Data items
-------------------------

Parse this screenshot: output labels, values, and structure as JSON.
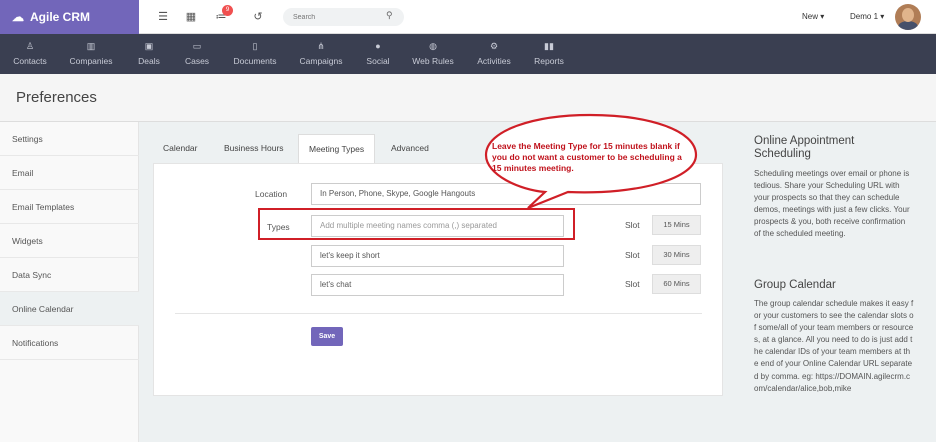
{
  "topbar": {
    "brand": "Agile CRM",
    "notification_count": "9",
    "search_placeholder": "Search",
    "new_label": "New ▾",
    "user_label": "Demo 1 ▾"
  },
  "nav": [
    {
      "label": "Contacts",
      "icon": "user-icon"
    },
    {
      "label": "Companies",
      "icon": "building-icon"
    },
    {
      "label": "Deals",
      "icon": "money-icon"
    },
    {
      "label": "Cases",
      "icon": "folder-icon"
    },
    {
      "label": "Documents",
      "icon": "file-icon"
    },
    {
      "label": "Campaigns",
      "icon": "sitemap-icon"
    },
    {
      "label": "Social",
      "icon": "comments-icon"
    },
    {
      "label": "Web Rules",
      "icon": "globe-icon"
    },
    {
      "label": "Activities",
      "icon": "gears-icon"
    },
    {
      "label": "Reports",
      "icon": "bar-chart-icon"
    }
  ],
  "page_title": "Preferences",
  "left_menu": [
    {
      "label": "Settings"
    },
    {
      "label": "Email"
    },
    {
      "label": "Email Templates"
    },
    {
      "label": "Widgets"
    },
    {
      "label": "Data Sync"
    },
    {
      "label": "Online Calendar",
      "active": true
    },
    {
      "label": "Notifications"
    }
  ],
  "tabs": [
    {
      "label": "Calendar"
    },
    {
      "label": "Business Hours"
    },
    {
      "label": "Meeting Types",
      "active": true
    },
    {
      "label": "Advanced"
    }
  ],
  "form": {
    "location_label": "Location",
    "location_value": "In Person, Phone, Skype, Google Hangouts",
    "types_label": "Types",
    "types_placeholder": "Add multiple meeting names comma (,) separated",
    "slot_label": "Slot",
    "rows": [
      {
        "value": "",
        "slot": "15 Mins"
      },
      {
        "value": "let's keep it short",
        "slot": "30 Mins"
      },
      {
        "value": "let's chat",
        "slot": "60 Mins"
      }
    ],
    "save_label": "Save"
  },
  "callout": {
    "text": "Leave the Meeting Type for 15 minutes blank if you do not want a customer to be scheduling a 15 minutes meeting.",
    "color": "#c0121c"
  },
  "help": {
    "title1": "Online Appointment Scheduling",
    "body1": "Scheduling meetings over email or phone is tedious. Share your Scheduling URL with your prospects so that they can schedule demos, meetings with just a few clicks. Your prospects & you, both receive confirmation of the scheduled meeting.",
    "title2": "Group Calendar",
    "body2": "The group calendar schedule makes it easy for your customers to see the calendar slots of some/all of your team members or resources, at a glance. All you need to do is just add the calendar IDs of your team members at the end of your Online Calendar URL separated by comma. eg: https://DOMAIN.agilecrm.com/calendar/alice,bob,mike"
  },
  "colors": {
    "brand": "#7266ba",
    "nav_bg": "#3a3f51",
    "highlight": "#d01f27"
  }
}
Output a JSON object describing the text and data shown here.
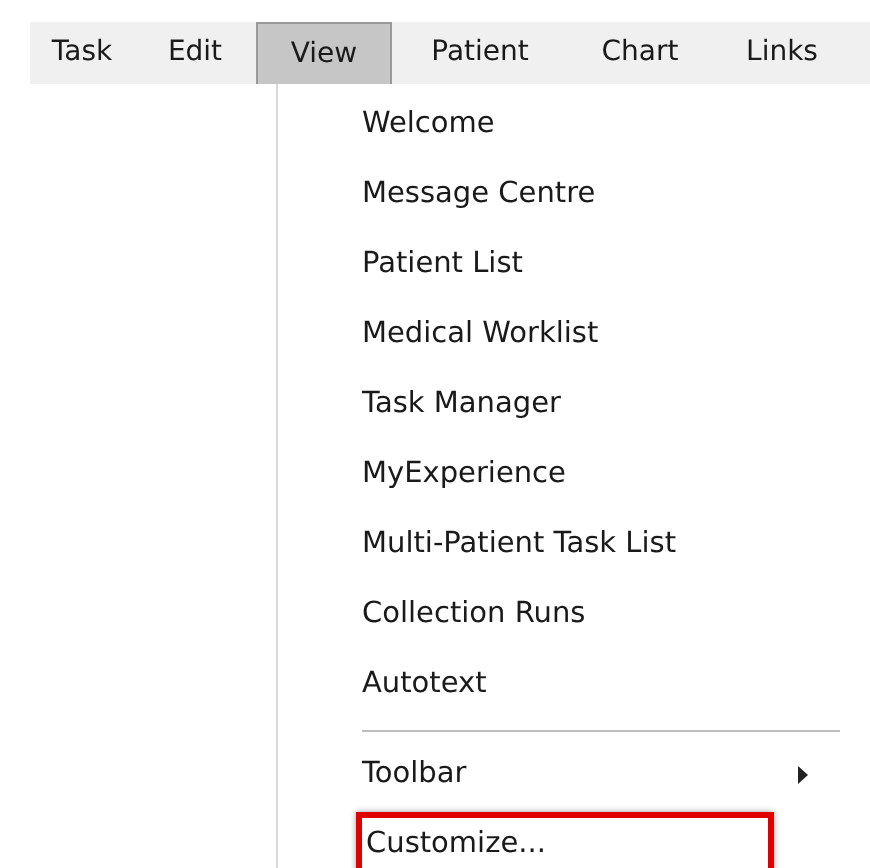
{
  "menu_bar": [
    {
      "label": "Task",
      "selected": false
    },
    {
      "label": "Edit",
      "selected": false
    },
    {
      "label": "View",
      "selected": true
    },
    {
      "label": "Patient",
      "selected": false
    },
    {
      "label": "Chart",
      "selected": false
    },
    {
      "label": "Links",
      "selected": false
    }
  ],
  "dropdown": {
    "items": [
      {
        "kind": "item",
        "label": "Welcome",
        "highlighted": false
      },
      {
        "kind": "item",
        "label": "Message Centre",
        "highlighted": false
      },
      {
        "kind": "item",
        "label": "Patient List",
        "highlighted": false
      },
      {
        "kind": "item",
        "label": "Medical Worklist",
        "highlighted": false
      },
      {
        "kind": "item",
        "label": "Task Manager",
        "highlighted": false
      },
      {
        "kind": "item",
        "label": "MyExperience",
        "highlighted": false
      },
      {
        "kind": "item",
        "label": "Multi-Patient Task List",
        "highlighted": false
      },
      {
        "kind": "item",
        "label": "Collection Runs",
        "highlighted": false
      },
      {
        "kind": "item",
        "label": "Autotext",
        "highlighted": false
      },
      {
        "kind": "separator"
      },
      {
        "kind": "submenu",
        "label": "Toolbar",
        "highlighted": false
      },
      {
        "kind": "item",
        "label": "Customize...",
        "highlighted": true
      }
    ]
  }
}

-------------------------

What needs to be done: Only the number is wanted: how many lines in the entries above contain the word "your"?

Complete output: 2